(Dataset records)
== == ==
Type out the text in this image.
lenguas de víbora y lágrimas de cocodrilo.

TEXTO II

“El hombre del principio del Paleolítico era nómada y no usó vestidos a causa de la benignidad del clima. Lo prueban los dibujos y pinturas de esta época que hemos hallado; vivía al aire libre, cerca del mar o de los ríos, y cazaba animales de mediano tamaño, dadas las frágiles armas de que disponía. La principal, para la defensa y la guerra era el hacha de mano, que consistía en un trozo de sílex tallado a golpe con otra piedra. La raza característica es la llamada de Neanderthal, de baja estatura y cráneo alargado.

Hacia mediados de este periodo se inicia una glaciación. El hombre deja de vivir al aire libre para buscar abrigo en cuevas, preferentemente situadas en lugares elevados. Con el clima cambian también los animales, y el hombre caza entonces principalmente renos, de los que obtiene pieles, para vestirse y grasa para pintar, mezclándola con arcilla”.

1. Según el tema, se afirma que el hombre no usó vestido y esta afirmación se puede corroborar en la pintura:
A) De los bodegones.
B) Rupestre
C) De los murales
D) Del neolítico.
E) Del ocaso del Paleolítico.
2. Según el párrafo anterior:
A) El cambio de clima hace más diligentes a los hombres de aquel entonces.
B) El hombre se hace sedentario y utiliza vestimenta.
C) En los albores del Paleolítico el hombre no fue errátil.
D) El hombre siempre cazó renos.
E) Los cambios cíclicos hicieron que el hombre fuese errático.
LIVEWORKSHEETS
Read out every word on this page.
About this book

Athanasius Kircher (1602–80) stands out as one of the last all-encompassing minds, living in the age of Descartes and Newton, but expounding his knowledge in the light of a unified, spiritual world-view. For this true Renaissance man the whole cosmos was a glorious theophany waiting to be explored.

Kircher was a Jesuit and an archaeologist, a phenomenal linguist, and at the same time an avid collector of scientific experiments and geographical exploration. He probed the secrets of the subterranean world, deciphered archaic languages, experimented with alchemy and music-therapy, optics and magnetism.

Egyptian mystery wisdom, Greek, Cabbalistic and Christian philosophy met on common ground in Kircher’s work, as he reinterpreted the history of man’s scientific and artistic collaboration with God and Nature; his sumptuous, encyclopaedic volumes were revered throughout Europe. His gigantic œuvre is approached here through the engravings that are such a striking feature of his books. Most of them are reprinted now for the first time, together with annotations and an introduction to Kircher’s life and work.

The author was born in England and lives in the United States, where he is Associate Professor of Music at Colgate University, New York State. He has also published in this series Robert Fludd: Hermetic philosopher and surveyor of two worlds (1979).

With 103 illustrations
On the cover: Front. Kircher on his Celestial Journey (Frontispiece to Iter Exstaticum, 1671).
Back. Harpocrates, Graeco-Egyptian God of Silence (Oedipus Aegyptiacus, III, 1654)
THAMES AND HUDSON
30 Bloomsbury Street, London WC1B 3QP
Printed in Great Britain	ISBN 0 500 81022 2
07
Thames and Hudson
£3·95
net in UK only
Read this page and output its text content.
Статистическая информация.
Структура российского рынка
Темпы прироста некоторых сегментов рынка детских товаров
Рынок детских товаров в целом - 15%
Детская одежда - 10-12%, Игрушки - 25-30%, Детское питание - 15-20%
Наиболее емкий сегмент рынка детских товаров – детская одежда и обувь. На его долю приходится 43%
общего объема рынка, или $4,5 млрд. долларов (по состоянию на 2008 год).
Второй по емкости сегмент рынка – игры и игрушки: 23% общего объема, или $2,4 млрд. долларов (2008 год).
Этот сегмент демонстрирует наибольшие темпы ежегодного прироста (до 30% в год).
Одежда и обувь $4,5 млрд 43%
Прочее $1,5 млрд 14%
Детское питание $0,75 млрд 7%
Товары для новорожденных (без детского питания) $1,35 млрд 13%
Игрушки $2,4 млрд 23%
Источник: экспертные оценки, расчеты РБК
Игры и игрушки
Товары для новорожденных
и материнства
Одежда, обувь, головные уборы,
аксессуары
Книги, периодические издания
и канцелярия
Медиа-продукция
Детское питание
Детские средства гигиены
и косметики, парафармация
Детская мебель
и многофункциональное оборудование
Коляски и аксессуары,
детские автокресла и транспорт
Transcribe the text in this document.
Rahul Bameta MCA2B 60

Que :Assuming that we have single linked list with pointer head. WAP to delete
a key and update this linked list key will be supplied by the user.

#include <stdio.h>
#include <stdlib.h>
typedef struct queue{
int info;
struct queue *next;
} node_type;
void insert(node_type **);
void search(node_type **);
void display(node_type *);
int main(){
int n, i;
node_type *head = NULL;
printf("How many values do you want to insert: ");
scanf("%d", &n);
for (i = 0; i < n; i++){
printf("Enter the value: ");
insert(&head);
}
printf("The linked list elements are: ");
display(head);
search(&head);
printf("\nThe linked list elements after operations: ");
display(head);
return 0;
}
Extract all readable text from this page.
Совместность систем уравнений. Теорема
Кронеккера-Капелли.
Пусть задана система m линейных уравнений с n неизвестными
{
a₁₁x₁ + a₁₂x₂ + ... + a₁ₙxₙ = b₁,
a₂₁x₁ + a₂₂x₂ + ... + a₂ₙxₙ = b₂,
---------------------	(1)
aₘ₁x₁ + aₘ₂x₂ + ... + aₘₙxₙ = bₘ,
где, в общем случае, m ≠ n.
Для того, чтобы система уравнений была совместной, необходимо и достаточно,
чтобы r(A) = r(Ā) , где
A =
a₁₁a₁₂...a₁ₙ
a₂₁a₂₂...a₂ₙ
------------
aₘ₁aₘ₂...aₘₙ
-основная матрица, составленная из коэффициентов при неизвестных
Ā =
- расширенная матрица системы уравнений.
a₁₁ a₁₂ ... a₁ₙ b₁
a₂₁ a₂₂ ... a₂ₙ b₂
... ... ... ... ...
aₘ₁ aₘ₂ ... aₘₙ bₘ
== == ==
#### EXERCISE GOAL
Reply with the number of lines in the material above that contain "elements", and nothing more.

#### RESULT OF THE EXERCISE
2